* [Input]:
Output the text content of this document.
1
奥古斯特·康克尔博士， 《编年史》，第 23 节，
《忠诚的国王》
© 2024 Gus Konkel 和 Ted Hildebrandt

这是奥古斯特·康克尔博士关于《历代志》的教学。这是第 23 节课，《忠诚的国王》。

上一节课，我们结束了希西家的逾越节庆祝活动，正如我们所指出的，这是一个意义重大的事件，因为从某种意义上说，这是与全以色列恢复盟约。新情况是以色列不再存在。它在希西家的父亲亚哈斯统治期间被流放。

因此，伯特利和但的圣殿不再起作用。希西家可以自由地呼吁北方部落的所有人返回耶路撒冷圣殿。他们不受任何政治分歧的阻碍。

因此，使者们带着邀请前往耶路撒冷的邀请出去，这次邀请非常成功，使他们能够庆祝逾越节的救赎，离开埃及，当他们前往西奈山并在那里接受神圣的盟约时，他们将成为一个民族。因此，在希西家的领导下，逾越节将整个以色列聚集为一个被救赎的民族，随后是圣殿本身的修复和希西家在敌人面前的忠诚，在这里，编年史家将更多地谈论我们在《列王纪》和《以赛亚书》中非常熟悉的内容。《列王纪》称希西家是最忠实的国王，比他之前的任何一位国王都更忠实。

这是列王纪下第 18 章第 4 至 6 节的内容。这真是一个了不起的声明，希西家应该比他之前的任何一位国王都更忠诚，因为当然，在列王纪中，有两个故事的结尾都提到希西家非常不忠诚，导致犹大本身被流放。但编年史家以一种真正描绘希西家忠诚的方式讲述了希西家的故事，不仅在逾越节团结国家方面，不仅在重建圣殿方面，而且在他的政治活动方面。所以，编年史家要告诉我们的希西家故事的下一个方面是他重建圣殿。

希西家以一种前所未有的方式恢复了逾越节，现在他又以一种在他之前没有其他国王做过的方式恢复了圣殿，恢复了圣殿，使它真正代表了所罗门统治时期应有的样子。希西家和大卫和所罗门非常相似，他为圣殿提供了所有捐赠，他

* * *

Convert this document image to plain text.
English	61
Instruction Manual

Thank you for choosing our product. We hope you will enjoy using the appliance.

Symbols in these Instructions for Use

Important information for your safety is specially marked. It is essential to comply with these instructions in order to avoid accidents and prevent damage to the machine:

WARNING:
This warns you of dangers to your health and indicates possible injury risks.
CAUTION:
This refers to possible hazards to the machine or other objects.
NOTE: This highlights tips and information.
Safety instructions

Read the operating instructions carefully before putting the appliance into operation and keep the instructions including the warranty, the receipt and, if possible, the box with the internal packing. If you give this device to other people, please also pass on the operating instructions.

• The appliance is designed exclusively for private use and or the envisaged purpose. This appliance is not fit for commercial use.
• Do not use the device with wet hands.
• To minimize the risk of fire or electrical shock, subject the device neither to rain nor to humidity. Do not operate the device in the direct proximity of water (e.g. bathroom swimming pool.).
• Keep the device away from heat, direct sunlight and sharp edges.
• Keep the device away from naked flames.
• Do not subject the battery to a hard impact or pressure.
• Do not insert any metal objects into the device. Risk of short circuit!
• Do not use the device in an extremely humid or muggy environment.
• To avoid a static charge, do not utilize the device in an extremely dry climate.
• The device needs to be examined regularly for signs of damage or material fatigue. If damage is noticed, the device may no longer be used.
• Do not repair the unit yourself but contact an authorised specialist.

* [What the exercise asks]: Tally how many lines of the records hold the word "avoid". Answer with the number only.

* [Written solution]: 2